Descriptive statistics provide a quick and powerful way to understand the main features of your dataset. By calculating measures like the mean, median, maximum, minimum, and counts, we can get a snapshot of our data's distribution, central tendency, and variability.

In this section, we'll apply these essential statistical tools to our Titanic passenger data. This will help us quickly identify key characteristics, such as the average age of passengers, the range of fares paid, and the distribution of genders on board. These initial patterns can then guide more in-depth analysis.

The columns in a Pandas dataframe are called "Pandas Series". There are many Series methods. Here are the most commonly used:
- `.mean()`: average
- `.max()`: maximum value in the column
- `.count()`: total number of entries/observations in a column
- `.value_counts()`: number of occurences of each unique entry
- `.mode()`: returns the most frequent value(s)

In [12]:
average_age = titanic['age'].mean()
print(f"Average age of passenger: {average_age:.2f}")   # :.2f rounds to 2 dec. places

Average age of passenger: 30.27


In [13]:
max_fare = titanic['fare'].max()
print(f"Maximum Fare Paid: £{max_fare:.0f}")

Maximum Fare Paid: £512


In [16]:
gender_counts = titanic['sex'].value_counts()
print(gender_counts)

male      266
female    152
Name: sex, dtype: int64


In [17]:
class_mode = titanic['pclass'].mode()
print(class_mode)

0    3
Name: pclass, dtype: int64


Because there can be more than one mode, Pandas returns a Series. Here the `0` is the index for that Series (first entry). The `3` is the actual mode.

___
## 💪 **Exercise** 💪

1. Calculate the survival rate of the passengers, expressed as a percentage. 
2. Find out how many passengers were in each `pclass` (Passenger Class). Print the counts.
___

In [21]:
survival_rate = titanic['survived'].mean() * 100
print(f"The survival rate of passengers on the Titanic was {survival_rate:.1f}%.")

The survival rate of passengers on the Titanic was 36.4%.


In [29]:
titanic["pclass"].value_counts()

3    218
1    107
2     93
Name: pclass, dtype: int64

# Data Analysis

In the realm of scientific computing, the ability to effectively analyze (pick apart) and interpret data is paramount. Whether you're working with experimental results, observational data, or simulations, understanding how to systematically process and summarize your data is crucial for drawing valid conclusions and advancing scientific knowledge.

## Grouping with `groupby()`

The `groupby()` method is one of the most powerful and frequently used functions in Pandas for data analysis. It allows you to split your data into groups based on some criteria, apply a function to each group independently, and then combine the results into a single dataframe or series. This process is often referred to as "split-apply-combine."

### How it Works (The "Split-Apply-Combine" Strategy):

1. **Split**: Pandas divides the dataframe into multiple sub-dataframes, where each sub-dataframe contains rows that share the same value for the specified grouping key(s).

2. **Apply**: An aggregation function (like `mean()`, `sum()`, `count()`, `max()`, `min()`, `median()`, `std()`, `var()`, or even custom functions) is applied to each individual group.

3. **Combine**: The results of the applied function from all the individual groups are then combined back into a single series or dataframe, with the grouping keys becoming the new index.

===============

TASK A —
Answer these questions about the pandas tutorial, one per line, marking your answers the same way:
(i) What average passenger age does it print?
(ii) How many passengers were in `pclass` 1?
(iii) What three steps make up the strategy that `groupby()` follows?
The text and the records were taken from unrelated sources.

DATA LINES —
===============

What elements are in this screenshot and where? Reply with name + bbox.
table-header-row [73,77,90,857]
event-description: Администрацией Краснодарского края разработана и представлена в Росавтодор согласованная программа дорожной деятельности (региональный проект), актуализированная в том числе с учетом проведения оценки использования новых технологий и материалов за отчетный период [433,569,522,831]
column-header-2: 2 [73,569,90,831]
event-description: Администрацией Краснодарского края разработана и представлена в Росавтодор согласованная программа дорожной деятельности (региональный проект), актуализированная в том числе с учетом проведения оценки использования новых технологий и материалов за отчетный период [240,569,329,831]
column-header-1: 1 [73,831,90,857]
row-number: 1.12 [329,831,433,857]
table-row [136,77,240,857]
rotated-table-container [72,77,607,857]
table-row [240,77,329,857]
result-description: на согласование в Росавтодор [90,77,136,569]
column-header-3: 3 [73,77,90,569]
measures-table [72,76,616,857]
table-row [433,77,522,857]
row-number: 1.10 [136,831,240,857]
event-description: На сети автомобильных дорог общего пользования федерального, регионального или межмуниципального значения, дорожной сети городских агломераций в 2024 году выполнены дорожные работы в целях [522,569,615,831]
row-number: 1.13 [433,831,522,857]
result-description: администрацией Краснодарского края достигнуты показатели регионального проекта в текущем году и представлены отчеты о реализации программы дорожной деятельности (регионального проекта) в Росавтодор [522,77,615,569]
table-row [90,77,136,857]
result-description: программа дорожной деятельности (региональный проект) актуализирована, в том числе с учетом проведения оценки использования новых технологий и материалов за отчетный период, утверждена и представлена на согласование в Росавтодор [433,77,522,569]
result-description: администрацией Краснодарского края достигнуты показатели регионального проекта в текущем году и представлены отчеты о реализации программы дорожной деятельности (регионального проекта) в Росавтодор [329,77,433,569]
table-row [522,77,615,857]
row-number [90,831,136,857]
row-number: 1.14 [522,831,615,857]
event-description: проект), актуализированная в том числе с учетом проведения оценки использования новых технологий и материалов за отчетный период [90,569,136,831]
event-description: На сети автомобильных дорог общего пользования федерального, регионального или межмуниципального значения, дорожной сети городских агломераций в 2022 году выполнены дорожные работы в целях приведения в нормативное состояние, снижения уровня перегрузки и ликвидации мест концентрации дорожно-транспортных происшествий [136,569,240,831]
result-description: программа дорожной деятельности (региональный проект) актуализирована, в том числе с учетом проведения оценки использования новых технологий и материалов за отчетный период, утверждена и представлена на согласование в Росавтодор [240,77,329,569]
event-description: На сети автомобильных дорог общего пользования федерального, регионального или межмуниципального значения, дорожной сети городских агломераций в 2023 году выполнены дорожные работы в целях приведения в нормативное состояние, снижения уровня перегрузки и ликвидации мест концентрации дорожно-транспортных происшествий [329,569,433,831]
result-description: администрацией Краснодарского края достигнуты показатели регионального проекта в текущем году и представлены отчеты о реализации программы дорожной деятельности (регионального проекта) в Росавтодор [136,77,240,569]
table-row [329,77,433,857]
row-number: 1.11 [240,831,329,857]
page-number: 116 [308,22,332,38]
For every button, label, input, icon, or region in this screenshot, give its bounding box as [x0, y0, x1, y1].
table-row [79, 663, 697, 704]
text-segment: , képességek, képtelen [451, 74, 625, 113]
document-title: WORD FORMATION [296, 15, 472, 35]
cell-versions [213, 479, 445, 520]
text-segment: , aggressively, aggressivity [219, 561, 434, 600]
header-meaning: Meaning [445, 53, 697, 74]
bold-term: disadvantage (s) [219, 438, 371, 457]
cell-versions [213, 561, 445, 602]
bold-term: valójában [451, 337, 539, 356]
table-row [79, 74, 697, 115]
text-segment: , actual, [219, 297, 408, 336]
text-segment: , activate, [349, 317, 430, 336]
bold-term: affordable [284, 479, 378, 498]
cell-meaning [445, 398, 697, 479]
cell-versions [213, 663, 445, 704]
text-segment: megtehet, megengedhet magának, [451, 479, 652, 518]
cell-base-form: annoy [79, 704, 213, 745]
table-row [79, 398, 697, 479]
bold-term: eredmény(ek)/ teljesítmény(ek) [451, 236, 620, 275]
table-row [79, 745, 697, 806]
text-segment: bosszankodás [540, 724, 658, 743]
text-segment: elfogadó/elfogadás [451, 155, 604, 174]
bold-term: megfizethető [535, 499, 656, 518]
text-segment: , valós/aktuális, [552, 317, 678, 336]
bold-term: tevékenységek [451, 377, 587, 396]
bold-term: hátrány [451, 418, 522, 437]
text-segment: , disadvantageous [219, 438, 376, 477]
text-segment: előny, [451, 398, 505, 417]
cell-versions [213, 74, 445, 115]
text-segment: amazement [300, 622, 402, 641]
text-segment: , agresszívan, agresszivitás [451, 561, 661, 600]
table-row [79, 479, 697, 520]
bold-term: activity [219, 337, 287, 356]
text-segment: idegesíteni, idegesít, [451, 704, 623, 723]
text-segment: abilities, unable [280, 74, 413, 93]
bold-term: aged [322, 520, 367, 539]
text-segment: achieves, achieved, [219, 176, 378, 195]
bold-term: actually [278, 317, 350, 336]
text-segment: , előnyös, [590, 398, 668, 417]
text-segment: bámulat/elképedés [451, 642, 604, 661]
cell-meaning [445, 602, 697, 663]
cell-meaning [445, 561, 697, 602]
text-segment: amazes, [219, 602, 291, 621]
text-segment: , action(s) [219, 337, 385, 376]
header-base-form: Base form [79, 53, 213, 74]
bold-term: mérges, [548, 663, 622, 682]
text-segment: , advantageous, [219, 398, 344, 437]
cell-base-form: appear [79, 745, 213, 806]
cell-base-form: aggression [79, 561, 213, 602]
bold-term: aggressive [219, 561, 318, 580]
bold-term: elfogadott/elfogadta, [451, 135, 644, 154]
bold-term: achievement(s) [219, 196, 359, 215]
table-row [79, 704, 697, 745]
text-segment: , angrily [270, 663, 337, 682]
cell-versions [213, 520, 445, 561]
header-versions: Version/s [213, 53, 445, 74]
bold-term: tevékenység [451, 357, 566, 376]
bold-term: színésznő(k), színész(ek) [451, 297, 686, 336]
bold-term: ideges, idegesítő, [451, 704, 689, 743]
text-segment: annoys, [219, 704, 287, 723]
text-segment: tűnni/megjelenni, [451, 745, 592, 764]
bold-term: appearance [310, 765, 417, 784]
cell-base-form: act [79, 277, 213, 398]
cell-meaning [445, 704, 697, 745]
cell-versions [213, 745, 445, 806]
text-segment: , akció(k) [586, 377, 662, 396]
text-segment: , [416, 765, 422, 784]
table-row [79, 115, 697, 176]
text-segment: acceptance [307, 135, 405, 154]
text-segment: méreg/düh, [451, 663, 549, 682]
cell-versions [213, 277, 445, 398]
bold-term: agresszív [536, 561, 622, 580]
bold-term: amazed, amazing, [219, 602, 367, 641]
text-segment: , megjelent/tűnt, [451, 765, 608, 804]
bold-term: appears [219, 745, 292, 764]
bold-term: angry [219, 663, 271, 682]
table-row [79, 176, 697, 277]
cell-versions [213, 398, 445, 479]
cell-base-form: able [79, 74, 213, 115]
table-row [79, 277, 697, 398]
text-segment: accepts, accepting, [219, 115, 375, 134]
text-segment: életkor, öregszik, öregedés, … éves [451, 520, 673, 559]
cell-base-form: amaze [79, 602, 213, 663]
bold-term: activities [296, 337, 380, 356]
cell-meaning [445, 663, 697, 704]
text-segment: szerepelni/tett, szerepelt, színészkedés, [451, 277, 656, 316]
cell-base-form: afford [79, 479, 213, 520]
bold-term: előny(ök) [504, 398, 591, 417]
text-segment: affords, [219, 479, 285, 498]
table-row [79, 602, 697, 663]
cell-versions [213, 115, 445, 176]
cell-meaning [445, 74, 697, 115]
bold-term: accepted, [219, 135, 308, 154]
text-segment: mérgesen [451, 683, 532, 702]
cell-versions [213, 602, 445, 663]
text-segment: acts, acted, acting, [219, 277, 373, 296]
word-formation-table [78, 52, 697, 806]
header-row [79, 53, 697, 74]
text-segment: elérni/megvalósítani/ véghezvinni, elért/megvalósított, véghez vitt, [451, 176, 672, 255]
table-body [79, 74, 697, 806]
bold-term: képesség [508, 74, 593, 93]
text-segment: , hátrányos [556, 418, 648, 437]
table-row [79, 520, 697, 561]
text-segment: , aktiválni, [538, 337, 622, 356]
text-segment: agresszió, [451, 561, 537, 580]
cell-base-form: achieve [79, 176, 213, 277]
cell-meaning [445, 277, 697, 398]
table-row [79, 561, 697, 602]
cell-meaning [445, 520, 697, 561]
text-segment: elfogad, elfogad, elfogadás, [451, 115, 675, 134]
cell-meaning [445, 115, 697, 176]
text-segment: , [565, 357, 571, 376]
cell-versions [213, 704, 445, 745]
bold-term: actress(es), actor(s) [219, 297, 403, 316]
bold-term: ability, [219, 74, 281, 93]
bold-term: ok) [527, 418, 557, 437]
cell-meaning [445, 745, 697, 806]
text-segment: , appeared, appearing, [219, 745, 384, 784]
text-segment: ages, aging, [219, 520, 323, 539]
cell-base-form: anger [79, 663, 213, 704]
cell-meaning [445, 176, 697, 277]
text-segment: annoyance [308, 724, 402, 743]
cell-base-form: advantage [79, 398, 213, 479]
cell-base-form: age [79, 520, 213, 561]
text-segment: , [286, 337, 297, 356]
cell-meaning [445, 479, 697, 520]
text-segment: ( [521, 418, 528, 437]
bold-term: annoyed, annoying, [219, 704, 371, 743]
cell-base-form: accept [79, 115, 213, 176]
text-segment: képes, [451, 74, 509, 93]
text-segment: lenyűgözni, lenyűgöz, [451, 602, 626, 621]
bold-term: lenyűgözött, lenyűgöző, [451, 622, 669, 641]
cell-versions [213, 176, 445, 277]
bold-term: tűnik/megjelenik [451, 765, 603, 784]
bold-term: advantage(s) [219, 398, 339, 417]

===============

TASK B —
Output the records from their first line through the line holding "column-header-2: 2 [73,569,90,831]", inclusive, as a Markdown table with the columns Number and Record line, leaving out blank lines.

FINISHED ANSWER A —
(i) 30.27
(ii) 107
(iii) Split, apply, combine

FINISHED ANSWER B —
| Number | Record line |
|---|---|
| 1 | What elements are in this screenshot and where? Reply with name + bbox. |
| 2 | table-header-row [73,77,90,857] |
| 3 | event-description: Администрацией Краснодарского края разработана и представлена в Росавтодор согласованная программа дорожной деятельности (региональный проект), актуализированная в том числе с учетом проведения оценки использования новых технологий и материалов за отчетный период [433,569,522,831] |
| 4 | column-header-2: 2 [73,569,90,831] |